**What you need to do:** Reproduce the data exactly.

**Records for this task:**
###
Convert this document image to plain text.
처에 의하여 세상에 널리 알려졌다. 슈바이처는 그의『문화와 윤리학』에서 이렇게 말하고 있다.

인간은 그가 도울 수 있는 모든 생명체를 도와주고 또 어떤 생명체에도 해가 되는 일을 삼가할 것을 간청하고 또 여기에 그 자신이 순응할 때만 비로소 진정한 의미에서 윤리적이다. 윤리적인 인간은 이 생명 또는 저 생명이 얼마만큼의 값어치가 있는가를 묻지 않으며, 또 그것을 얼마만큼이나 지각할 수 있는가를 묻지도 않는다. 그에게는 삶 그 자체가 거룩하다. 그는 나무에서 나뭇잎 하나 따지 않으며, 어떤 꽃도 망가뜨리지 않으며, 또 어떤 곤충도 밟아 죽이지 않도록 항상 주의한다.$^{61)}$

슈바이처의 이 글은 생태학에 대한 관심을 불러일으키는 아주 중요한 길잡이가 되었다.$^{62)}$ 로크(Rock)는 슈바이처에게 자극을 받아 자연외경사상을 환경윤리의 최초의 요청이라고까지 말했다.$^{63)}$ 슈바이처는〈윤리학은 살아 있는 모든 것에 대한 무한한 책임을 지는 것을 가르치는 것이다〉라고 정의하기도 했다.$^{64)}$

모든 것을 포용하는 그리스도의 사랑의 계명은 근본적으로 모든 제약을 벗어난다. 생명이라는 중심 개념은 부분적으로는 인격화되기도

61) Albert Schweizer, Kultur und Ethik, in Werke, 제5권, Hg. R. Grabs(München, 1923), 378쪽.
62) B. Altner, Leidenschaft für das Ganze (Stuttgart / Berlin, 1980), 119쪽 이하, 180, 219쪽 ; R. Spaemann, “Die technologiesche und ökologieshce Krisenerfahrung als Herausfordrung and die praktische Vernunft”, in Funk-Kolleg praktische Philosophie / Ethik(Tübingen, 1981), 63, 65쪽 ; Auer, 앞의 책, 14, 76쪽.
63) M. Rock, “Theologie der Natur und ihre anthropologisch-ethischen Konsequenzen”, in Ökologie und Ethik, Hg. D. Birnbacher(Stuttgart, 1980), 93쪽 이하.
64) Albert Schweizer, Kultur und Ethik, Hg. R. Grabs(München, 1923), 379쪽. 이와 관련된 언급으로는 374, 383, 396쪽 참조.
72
###
**Response to this exercise:**
Convert this document image to plain text.
처에 의하여 세상에 널리 알려졌다. 슈바이처는 그의『문화와 윤리학』에서 이렇게 말하고 있다.

인간은 그가 도울 수 있는 모든 생명체를 도와주고 또 어떤 생명체에도 해가 되는 일을 삼가할 것을 간청하고 또 여기에 그 자신이 순응할 때만 비로소 진정한 의미에서 윤리적이다. 윤리적인 인간은 이 생명 또는 저 생명이 얼마만큼의 값어치가 있는가를 묻지 않으며, 또 그것을 얼마만큼이나 지각할 수 있는가를 묻지도 않는다. 그에게는 삶 그 자체가 거룩하다. 그는 나무에서 나뭇잎 하나 따지 않으며, 어떤 꽃도 망가뜨리지 않으며, 또 어떤 곤충도 밟아 죽이지 않도록 항상 주의한다.$^{61)}$

슈바이처의 이 글은 생태학에 대한 관심을 불러일으키는 아주 중요한 길잡이가 되었다.$^{62)}$ 로크(Rock)는 슈바이처에게 자극을 받아 자연외경사상을 환경윤리의 최초의 요청이라고까지 말했다.$^{63)}$ 슈바이처는〈윤리학은 살아 있는 모든 것에 대한 무한한 책임을 지는 것을 가르치는 것이다〉라고 정의하기도 했다.$^{64)}$

모든 것을 포용하는 그리스도의 사랑의 계명은 근본적으로 모든 제약을 벗어난다. 생명이라는 중심 개념은 부분적으로는 인격화되기도

61) Albert Schweizer, Kultur und Ethik, in Werke, 제5권, Hg. R. Grabs(München, 1923), 378쪽.
62) B. Altner, Leidenschaft für das Ganze (Stuttgart / Berlin, 1980), 119쪽 이하, 180, 219쪽 ; R. Spaemann, “Die technologiesche und ökologieshce Krisenerfahrung als Herausfordrung and die praktische Vernunft”, in Funk-Kolleg praktische Philosophie / Ethik(Tübingen, 1981), 63, 65쪽 ; Auer, 앞의 책, 14, 76쪽.
63) M. Rock, “Theologie der Natur und ihre anthropologisch-ethischen Konsequenzen”, in Ökologie und Ethik, Hg. D. Birnbacher(Stuttgart, 1980), 93쪽 이하.
64) Albert Schweizer, Kultur und Ethik, Hg. R. Grabs(München, 1923), 379쪽. 이와 관련된 언급으로는 374, 383, 396쪽 참조.
72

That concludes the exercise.